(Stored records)
# # # # # # #

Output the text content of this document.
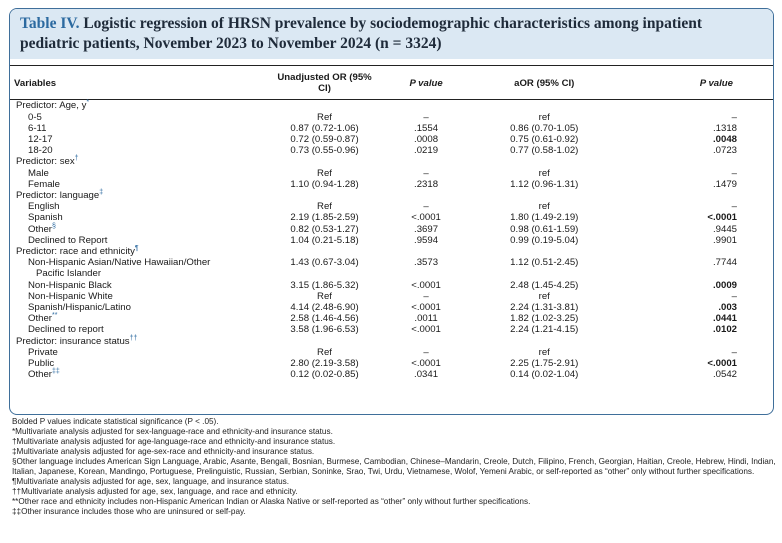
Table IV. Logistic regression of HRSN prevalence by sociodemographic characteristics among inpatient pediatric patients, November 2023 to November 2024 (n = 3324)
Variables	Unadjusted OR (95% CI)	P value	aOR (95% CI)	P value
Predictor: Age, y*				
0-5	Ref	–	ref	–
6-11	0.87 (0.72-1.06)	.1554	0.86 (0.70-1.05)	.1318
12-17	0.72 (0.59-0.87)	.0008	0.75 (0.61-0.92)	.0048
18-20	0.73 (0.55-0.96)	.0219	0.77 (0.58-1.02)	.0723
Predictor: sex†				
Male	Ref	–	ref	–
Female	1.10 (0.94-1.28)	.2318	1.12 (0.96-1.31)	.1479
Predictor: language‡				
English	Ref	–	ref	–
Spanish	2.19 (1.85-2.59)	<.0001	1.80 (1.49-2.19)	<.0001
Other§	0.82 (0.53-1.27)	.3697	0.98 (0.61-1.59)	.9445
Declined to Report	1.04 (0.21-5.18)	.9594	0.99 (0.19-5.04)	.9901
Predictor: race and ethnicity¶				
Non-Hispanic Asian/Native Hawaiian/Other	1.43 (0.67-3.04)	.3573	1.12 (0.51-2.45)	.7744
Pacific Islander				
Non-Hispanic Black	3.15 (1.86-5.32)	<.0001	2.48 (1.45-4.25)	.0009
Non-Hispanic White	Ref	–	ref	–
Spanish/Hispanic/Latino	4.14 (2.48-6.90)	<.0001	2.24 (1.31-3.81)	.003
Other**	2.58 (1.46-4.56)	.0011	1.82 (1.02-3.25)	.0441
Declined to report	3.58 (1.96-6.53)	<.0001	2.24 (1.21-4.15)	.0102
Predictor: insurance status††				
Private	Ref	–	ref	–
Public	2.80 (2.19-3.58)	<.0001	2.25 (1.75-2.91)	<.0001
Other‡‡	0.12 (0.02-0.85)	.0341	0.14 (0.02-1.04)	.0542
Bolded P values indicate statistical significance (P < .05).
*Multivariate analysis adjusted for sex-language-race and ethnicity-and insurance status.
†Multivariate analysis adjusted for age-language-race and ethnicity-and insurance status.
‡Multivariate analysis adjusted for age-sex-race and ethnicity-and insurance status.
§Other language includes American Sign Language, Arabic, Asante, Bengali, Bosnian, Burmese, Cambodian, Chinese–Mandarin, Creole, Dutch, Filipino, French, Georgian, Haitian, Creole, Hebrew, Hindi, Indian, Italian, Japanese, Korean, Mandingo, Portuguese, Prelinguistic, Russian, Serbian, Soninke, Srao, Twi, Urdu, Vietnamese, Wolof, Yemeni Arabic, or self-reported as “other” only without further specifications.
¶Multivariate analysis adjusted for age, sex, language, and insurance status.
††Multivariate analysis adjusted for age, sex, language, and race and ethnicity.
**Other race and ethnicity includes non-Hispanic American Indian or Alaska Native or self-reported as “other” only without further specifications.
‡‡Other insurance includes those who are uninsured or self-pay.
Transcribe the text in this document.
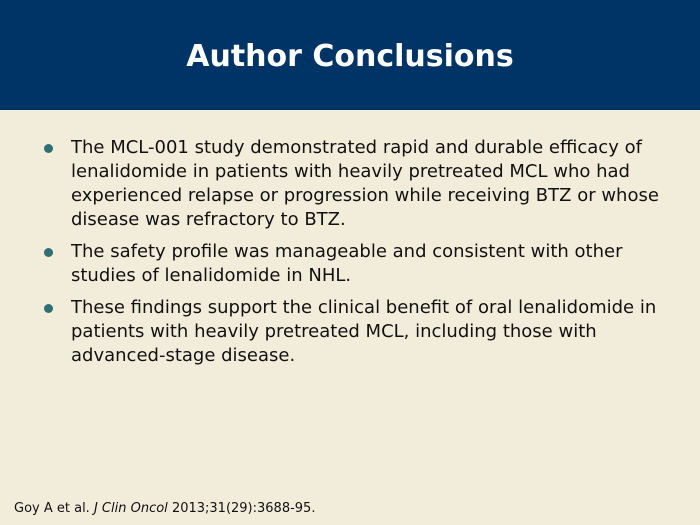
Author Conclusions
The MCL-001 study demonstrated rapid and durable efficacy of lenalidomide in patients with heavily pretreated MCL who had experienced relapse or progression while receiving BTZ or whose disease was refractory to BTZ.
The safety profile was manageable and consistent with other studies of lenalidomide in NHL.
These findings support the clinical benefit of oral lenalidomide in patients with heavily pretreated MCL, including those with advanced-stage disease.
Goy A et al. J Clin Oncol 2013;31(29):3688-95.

# # # # # # #

Return every line above verbatim, pictures excluded.

Output the text content of this document.
Table IV. Logistic regression of HRSN prevalence by sociodemographic characteristics among inpatient pediatric patients, November 2023 to November 2024 (n = 3324)
Variables	Unadjusted OR (95% CI)	P value	aOR (95% CI)	P value
Predictor: Age, y*				
0-5	Ref	–	ref	–
6-11	0.87 (0.72-1.06)	.1554	0.86 (0.70-1.05)	.1318
12-17	0.72 (0.59-0.87)	.0008	0.75 (0.61-0.92)	.0048
18-20	0.73 (0.55-0.96)	.0219	0.77 (0.58-1.02)	.0723
Predictor: sex†				
Male	Ref	–	ref	–
Female	1.10 (0.94-1.28)	.2318	1.12 (0.96-1.31)	.1479
Predictor: language‡				
English	Ref	–	ref	–
Spanish	2.19 (1.85-2.59)	<.0001	1.80 (1.49-2.19)	<.0001
Other§	0.82 (0.53-1.27)	.3697	0.98 (0.61-1.59)	.9445
Declined to Report	1.04 (0.21-5.18)	.9594	0.99 (0.19-5.04)	.9901
Predictor: race and ethnicity¶				
Non-Hispanic Asian/Native Hawaiian/Other	1.43 (0.67-3.04)	.3573	1.12 (0.51-2.45)	.7744
Pacific Islander				
Non-Hispanic Black	3.15 (1.86-5.32)	<.0001	2.48 (1.45-4.25)	.0009
Non-Hispanic White	Ref	–	ref	–
Spanish/Hispanic/Latino	4.14 (2.48-6.90)	<.0001	2.24 (1.31-3.81)	.003
Other**	2.58 (1.46-4.56)	.0011	1.82 (1.02-3.25)	.0441
Declined to report	3.58 (1.96-6.53)	<.0001	2.24 (1.21-4.15)	.0102
Predictor: insurance status††				
Private	Ref	–	ref	–
Public	2.80 (2.19-3.58)	<.0001	2.25 (1.75-2.91)	<.0001
Other‡‡	0.12 (0.02-0.85)	.0341	0.14 (0.02-1.04)	.0542
Bolded P values indicate statistical significance (P < .05).
*Multivariate analysis adjusted for sex-language-race and ethnicity-and insurance status.
†Multivariate analysis adjusted for age-language-race and ethnicity-and insurance status.
‡Multivariate analysis adjusted for age-sex-race and ethnicity-and insurance status.
§Other language includes American Sign Language, Arabic, Asante, Bengali, Bosnian, Burmese, Cambodian, Chinese–Mandarin, Creole, Dutch, Filipino, French, Georgian, Haitian, Creole, Hebrew, Hindi, Indian, Italian, Japanese, Korean, Mandingo, Portuguese, Prelinguistic, Russian, Serbian, Soninke, Srao, Twi, Urdu, Vietnamese, Wolof, Yemeni Arabic, or self-reported as “other” only without further specifications.
¶Multivariate analysis adjusted for age, sex, language, and insurance status.
††Multivariate analysis adjusted for age, sex, language, and race and ethnicity.
**Other race and ethnicity includes non-Hispanic American Indian or Alaska Native or self-reported as “other” only without further specifications.
‡‡Other insurance includes those who are uninsured or self-pay.
Transcribe the text in this document.
Author Conclusions
The MCL-001 study demonstrated rapid and durable efficacy of lenalidomide in patients with heavily pretreated MCL who had experienced relapse or progression while receiving BTZ or whose disease was refractory to BTZ.
The safety profile was manageable and consistent with other studies of lenalidomide in NHL.
These findings support the clinical benefit of oral lenalidomide in patients with heavily pretreated MCL, including those with advanced-stage disease.
Goy A et al. J Clin Oncol 2013;31(29):3688-95.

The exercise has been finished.